This morning is the second Sunday of a preaching series about the Bible – which seems an odd thing to say, because it’s safe to assume that our preaching is always based on the Bible or a text within the bible, but this series is more about what’s up with the Bible as a whole.  What’s it like?  How do we approach it?  How is it God’s Word to us?  

I wonder, have you ever, in a moment of crises or despair, ever held a Bible in your hands and prayed, “God I really need to hear something from you right now,” and opened it up to words that were exactly what you needed to hear?  I’ll admit it; I have – probably more times than I can count.  What’s up with that?  What am I assuming about the Bible when I do that?

Well my task this morning is to ask questions like that.   And in particular this morning I’m going to ask, “What’s up with the Old Testament?  How are we using it as normative?  How do we hear God’s Word in it? And to make the task more interesting and challenging, what’s up with passages in the Old Testament where God appears to be commanding violent actions?  

 

People have been asking and answering these questions in different ways from at least as early as the formation of the Bible itself.  Within the very texts we have come to know as scripture we see explicit examples of parts of Scripture talking about or interpreting other parts of Scripture.  Looking briefly at one of our texts for today:

II Timothy 3;14-17 is one of the most well known texts within our Scriptures that tells us how we should view the texts that were canonized or made into what we know as the Bible before this passage also obviously became part of the Bible.

 

14But as for you, continue in what you have learned and firmly believed, knowing from whom you learned it, 15and how from childhood you have known the sacred writings that are able to instruct you for salvation through faith in Christ Jesus. 16All scripture is inspired by God and is useful for teaching, for reproof, for correction, and for training in righteousness, 17so that everyone who belongs to God may be proficient, equipped for every good work.

 

These verses are a classic demonstration of the shared assumptions of early interpreters – including those who were still producing the documents that became Scripture.  The apostle Paul himself would have shared these interpretive assumptions.  All of it “is useful for teaching, reproof, correction, training in righteousness, so that everyone who belongs to God may be equipped for every good work.”

For them, the interpreters within scripture itself, scripture was as beautiful and patterned and orderly and functional as this postage stamp four-patch quilt on my right. 

Four of the assumptions shared by ancient interpreters are as follows:i (by ancient interpreters, I mean those who were around in the closing centuries of BCE and early CE who were making the decisions about what would be included in what became our Bible).

First, they assumed that the Bible was fundamentally a cryptic text.  When it said A, often it might really mean B.  This assumption led to some pretty creative interpretations.  

Second, ancient interpreters assumed that the Bible was a book of lessons directed to readers in their own day.  It may seem to talk about the past, but it is not fundamentally history.  It is instruction; telling us what to do.  

For example, if Abraham was rewarded for his obedience – likewise we should be obedient and will be rewarded for our obedience.  You may recall that already, in the book of Hebrews in the New or second Testament, the faith of Abraham and others is commended to us as an example to follow.   Assumption number 2 like assumption number 1 allows for some pretty creative interpretations.  Both of them allowed for typologies, allegories, allusions, and for saying that events of the Old Testament were really foreshadowing events of the New.

Third, ancient interpreters assumed the Bible contained no contradictions or mistakes. It is perfectly harmonious despite being an anthology.  In short, it is an utterly consistent, seamless perfect book.

=-=-=

**WORK TASK A:** In the sermon, what is the first assumption that ancient interpreters shared about the Bible?
**WORK TASK B:** Carry on the sermon about the Bible from its last sentence.

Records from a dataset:
=-=-=

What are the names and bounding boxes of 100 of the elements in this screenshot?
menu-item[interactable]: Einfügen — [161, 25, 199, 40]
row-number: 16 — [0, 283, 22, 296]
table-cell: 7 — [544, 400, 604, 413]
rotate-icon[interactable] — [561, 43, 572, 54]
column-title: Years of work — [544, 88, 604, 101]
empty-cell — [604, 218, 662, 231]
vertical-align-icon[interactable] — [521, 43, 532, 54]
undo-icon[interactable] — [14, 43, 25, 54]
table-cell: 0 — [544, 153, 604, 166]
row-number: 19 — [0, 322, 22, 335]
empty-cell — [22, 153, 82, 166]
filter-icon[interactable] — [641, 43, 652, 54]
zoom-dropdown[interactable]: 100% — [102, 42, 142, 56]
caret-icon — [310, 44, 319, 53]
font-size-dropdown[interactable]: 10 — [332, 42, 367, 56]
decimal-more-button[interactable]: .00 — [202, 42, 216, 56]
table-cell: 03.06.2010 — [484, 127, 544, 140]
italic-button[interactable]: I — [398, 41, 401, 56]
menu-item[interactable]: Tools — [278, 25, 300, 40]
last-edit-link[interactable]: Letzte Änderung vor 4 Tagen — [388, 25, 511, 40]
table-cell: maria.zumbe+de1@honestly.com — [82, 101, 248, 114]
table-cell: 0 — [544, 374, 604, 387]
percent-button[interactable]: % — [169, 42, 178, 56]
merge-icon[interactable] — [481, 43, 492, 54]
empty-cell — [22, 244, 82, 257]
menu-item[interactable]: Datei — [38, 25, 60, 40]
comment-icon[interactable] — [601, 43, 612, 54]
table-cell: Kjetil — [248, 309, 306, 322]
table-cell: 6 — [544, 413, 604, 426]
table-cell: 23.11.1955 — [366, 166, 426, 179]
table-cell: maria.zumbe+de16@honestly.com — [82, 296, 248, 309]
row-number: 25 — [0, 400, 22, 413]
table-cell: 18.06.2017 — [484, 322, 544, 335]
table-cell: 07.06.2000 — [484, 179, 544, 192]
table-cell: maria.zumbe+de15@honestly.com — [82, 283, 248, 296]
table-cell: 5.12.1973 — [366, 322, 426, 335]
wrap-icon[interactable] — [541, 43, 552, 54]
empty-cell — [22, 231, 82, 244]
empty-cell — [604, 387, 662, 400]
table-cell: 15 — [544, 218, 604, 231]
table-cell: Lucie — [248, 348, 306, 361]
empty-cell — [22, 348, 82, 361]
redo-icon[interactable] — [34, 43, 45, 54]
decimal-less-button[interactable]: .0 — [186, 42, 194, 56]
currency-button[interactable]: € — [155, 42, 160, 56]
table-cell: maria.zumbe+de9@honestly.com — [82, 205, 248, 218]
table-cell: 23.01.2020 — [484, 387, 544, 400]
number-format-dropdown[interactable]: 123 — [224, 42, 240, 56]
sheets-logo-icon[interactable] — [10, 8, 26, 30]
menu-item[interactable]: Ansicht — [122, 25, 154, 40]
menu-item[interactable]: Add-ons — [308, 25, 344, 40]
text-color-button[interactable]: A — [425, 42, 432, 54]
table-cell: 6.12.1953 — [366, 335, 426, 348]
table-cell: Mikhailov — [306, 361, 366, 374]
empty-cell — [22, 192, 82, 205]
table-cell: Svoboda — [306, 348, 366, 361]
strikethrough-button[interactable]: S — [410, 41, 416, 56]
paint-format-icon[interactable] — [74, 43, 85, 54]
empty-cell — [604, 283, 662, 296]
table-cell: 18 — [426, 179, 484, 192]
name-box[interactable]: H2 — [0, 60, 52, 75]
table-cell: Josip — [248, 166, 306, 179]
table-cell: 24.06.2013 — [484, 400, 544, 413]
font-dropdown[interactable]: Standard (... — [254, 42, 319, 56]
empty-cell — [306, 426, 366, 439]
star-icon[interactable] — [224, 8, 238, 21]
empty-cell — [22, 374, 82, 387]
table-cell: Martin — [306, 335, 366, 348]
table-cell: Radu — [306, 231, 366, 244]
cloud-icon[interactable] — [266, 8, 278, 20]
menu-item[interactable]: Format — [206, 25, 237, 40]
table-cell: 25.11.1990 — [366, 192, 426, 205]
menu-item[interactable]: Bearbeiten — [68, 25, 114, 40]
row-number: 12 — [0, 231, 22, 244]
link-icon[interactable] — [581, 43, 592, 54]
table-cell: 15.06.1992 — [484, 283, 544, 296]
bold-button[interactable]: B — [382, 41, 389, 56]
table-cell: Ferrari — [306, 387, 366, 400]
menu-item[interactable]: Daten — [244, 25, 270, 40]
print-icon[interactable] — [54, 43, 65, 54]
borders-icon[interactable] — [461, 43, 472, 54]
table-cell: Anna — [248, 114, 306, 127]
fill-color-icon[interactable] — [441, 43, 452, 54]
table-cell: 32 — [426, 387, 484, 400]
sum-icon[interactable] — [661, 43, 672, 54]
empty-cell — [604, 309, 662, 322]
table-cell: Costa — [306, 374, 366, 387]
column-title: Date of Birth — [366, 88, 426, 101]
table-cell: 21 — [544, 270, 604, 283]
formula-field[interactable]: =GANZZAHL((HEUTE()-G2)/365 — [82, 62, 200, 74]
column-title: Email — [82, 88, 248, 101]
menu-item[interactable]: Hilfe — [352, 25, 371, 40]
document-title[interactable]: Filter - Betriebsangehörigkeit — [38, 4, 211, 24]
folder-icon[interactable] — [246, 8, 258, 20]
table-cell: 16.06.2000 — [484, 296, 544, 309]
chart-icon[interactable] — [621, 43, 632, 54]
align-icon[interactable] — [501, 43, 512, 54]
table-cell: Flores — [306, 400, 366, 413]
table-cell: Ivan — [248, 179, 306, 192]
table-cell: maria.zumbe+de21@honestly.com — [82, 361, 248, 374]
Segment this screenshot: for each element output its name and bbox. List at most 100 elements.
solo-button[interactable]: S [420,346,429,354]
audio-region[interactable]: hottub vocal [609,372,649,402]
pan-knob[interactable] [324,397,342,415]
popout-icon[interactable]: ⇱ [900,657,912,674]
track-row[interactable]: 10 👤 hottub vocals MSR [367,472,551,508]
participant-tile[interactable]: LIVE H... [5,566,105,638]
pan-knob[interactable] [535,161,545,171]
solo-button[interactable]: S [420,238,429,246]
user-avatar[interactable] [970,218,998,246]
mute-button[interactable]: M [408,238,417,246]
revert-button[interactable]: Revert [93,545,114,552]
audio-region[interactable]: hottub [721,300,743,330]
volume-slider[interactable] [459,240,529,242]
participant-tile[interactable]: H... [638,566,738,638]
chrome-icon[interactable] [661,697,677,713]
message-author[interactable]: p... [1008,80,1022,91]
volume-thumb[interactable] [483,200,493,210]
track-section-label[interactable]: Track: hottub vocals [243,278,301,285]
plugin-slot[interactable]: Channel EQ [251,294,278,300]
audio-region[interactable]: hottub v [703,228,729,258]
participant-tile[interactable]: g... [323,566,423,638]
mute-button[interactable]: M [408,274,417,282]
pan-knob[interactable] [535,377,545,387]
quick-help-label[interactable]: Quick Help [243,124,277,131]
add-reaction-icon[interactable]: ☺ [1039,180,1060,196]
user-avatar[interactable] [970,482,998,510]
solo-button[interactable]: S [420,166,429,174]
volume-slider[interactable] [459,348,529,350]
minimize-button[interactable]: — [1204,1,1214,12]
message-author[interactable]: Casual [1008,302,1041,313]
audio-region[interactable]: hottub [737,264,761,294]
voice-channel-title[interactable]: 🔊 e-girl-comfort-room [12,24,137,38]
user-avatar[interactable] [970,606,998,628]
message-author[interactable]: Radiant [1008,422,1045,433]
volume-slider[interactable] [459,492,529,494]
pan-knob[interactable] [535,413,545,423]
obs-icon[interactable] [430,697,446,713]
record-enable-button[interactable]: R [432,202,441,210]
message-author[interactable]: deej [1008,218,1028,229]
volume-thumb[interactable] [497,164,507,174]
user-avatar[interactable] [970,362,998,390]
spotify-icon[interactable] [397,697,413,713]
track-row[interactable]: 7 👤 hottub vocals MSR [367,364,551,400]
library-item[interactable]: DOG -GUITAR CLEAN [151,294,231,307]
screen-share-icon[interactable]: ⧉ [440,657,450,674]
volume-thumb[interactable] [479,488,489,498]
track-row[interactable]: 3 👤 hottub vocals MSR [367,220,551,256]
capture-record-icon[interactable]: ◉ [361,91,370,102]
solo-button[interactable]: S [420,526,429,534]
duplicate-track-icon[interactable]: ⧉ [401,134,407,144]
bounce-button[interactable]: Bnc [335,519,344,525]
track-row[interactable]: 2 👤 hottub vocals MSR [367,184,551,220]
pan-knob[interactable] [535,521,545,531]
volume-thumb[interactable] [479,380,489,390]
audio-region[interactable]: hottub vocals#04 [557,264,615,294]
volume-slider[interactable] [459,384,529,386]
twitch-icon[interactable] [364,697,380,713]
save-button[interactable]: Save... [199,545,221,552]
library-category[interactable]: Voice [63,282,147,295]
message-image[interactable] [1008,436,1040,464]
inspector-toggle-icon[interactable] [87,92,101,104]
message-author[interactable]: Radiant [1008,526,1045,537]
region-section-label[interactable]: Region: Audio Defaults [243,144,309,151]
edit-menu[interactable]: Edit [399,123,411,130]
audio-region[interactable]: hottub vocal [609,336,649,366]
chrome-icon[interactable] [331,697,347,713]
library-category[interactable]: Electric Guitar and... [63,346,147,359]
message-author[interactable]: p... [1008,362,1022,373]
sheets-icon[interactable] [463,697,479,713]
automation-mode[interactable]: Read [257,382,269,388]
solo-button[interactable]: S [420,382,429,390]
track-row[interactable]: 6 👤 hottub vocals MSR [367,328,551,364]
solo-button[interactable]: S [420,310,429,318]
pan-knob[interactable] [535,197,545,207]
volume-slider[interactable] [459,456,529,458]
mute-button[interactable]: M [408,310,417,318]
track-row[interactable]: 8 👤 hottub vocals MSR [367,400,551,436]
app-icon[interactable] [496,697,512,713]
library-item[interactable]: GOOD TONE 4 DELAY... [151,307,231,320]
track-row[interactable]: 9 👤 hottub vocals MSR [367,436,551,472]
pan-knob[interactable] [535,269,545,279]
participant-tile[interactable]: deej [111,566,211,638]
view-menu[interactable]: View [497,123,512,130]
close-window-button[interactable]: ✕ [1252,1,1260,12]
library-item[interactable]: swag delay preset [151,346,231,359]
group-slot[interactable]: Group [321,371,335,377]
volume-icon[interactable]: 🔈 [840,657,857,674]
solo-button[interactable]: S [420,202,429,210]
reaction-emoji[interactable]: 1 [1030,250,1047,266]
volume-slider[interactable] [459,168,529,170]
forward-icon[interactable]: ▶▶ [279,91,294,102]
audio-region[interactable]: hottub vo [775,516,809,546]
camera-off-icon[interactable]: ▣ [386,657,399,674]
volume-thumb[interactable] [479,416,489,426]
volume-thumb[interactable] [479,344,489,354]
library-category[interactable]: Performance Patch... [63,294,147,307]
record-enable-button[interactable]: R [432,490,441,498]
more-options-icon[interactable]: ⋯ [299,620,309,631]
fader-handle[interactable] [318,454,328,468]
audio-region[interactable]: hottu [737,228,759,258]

=-=-=

**TASK RESPONSE A:** They assumed the Bible was fundamentally a cryptic text, so that when it said A it might really mean B.

**TASK RESPONSE B:**
Fourth, or lastly, they believed the entire Bible is essentially a divinely given text, a book in which God speaks directly or through His prophets. 

We can see in these assumptions of ancient interpreters that many people of faith today share some of them.  As a pastor and a preacher, I share with the ancient interpreters assumption number 2.  The Bible isn’t just a relic from the ancient past.  I believe it contains important guidance for faith and life today.  I also assume along with assumption number 3 that the Bible has some sort of coherent message to communicate though I won’t go so far as to say that it does not contradict itself.  And Our Confession of Faith in a Mennonite perspective shares with the ancient interpreters at least a version of assumptions 2 and 4 – that the Bible is guide to our life and faith and that the Bible is a divinely given text.  In our Confession of Faith we say it this way.  “We believe that all Scripture is inspired by God through the Holy Spirit for instruction in salvation and training in righteousness. We accept the Scriptures as the Word of God and as the fully reliable and trustworthy standard for Christian faith and life.”

The assumptions of ancient interpreters have had staying power.  In fact, these interpretive assumptions held for almost two millennia.  For two millennia the Scripture in the life of the church was as beautiful and orderly and seamless seeming as this postage stamp four-patch to my right.   The divinely inspired artistry of the authors of our Scripture as with the artist of this quilt created something both beautiful and functional.  Its beauty warms my soul and its functionality warms my body.  Quite simply put – this quilt keeps me warm.

 

And then along came the 19th century and 20th century historical critical project. With the historical critical project, devout Christian men and women scholars sought to sweep away what they actually called “the rubbish” of centuries of interpretation according to the above assumptions in order to get at the “real Bible” and the “real Jesus” within that Bible.  

 

What was that historical critical project, exactly?  In some senses it was a change in approach.  No longer did its critics sit “at the feet of the text”
and let it, or the Word of God within it, speak.  Instead we, I include myself in this because as a 20th and 21st century student of the Bible I have done this as well, we began to examine it for evidence of its very human fingerprints – kind of like the quilt to my left – we began to be aware of its pieces.  We began to see that not all the parts fit together quite right.  We began to know and understand some intimate details about the pieces too. Just as I know when I look at this quilt that 

this part was a shirt, 

and this fabric used to be shorts 

and this fabric used to be a blouse 

and this fabric used to be a housecoat 

and this fabric used to be a skirt, 

and this fabric was left over from another quilt 

and here there are even some stains from misuse.

When we began to examine the bible in detail and with new assumptions – we noticed that the language of the covenant between God and Israel in Deuteronomy has amazing similarities with ancient Assyrian Suzerainty treaties,ii and the story of the flood has almost word for word similarity with the Babylonian Gilgamesh Epic and most stories in Genesis appear originally to have had some etiological reason for being – in other words they explained the origin of the name of a place or the reason for strained relationships between two nations.  Originally they weren’t necessarily meant as stories with lessons.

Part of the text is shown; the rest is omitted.